• Aim of the task
Which lines in the records below contain the word "JSON"? Copy each one out.

• Information given

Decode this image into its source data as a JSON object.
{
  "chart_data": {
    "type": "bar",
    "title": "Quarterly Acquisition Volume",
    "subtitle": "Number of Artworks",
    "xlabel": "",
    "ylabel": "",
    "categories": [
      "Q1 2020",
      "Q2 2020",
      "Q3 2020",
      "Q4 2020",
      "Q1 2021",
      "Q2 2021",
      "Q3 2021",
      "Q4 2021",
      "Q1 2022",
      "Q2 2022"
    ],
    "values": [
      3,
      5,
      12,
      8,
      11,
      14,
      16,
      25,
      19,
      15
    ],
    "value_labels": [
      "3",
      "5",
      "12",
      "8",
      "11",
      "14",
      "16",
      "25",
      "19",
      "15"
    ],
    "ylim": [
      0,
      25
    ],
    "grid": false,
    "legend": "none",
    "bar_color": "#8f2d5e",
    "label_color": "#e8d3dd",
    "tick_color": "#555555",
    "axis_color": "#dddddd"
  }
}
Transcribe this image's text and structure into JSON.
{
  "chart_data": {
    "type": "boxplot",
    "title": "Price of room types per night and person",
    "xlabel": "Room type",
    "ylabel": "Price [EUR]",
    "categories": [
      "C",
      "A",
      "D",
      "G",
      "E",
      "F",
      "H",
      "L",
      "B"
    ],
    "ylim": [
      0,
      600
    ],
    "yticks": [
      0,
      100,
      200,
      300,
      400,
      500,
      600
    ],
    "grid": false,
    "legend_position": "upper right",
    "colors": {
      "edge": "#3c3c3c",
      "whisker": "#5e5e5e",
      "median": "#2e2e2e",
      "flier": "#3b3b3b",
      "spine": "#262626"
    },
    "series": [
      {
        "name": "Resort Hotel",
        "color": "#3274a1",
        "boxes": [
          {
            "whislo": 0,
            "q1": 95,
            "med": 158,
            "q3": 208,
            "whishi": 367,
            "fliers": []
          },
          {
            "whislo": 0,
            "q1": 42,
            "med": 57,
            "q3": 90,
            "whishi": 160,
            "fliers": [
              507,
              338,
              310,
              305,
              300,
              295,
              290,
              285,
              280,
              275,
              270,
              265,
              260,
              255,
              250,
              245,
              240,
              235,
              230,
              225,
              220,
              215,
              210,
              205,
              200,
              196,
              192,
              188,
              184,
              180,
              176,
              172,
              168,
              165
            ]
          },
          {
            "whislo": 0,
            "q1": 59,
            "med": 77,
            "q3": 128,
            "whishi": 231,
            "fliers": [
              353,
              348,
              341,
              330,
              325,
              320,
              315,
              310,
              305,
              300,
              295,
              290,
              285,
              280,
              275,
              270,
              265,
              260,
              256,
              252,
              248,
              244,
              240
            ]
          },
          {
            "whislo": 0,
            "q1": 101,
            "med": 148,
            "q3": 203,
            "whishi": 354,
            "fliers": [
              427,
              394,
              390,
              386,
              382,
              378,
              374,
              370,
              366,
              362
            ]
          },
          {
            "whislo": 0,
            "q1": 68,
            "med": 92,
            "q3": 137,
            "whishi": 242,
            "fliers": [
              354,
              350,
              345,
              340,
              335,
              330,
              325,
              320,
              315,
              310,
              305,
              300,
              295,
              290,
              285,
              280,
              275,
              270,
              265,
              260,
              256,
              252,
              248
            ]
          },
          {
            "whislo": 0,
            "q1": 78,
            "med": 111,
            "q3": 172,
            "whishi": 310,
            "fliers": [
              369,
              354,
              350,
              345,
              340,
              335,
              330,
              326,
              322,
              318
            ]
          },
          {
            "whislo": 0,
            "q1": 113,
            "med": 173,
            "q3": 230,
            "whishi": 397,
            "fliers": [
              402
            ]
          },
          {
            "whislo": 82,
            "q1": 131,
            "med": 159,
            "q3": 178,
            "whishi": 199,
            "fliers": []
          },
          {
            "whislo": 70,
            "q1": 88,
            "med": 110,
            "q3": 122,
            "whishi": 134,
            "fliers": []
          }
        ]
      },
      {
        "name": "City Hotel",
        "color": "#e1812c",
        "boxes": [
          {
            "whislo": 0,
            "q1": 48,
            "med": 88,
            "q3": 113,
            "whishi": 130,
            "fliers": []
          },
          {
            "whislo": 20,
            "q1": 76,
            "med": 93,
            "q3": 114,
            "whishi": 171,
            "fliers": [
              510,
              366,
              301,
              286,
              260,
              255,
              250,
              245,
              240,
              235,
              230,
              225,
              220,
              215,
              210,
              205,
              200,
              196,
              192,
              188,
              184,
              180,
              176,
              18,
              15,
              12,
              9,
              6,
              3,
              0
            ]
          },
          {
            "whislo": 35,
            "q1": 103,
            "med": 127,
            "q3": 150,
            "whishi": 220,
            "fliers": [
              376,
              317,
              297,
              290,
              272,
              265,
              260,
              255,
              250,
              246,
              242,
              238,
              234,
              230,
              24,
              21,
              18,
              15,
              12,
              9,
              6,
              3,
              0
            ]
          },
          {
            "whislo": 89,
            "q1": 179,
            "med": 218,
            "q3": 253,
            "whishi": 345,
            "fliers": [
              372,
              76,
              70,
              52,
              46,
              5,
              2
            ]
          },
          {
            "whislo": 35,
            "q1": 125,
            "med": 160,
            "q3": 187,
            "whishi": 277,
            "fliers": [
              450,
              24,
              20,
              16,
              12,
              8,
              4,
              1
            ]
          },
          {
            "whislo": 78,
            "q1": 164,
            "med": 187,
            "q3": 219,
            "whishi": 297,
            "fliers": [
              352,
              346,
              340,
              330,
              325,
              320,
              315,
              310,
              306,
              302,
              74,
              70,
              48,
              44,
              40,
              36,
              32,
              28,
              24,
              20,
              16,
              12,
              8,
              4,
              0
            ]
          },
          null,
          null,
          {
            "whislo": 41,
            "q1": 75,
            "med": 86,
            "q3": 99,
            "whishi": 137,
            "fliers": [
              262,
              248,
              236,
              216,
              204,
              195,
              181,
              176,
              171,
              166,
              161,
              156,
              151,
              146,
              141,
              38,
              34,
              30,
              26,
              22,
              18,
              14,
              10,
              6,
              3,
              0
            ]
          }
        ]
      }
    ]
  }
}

• Full solution
Decode this image into its source data as a JSON object.
Transcribe this image's text and structure into JSON.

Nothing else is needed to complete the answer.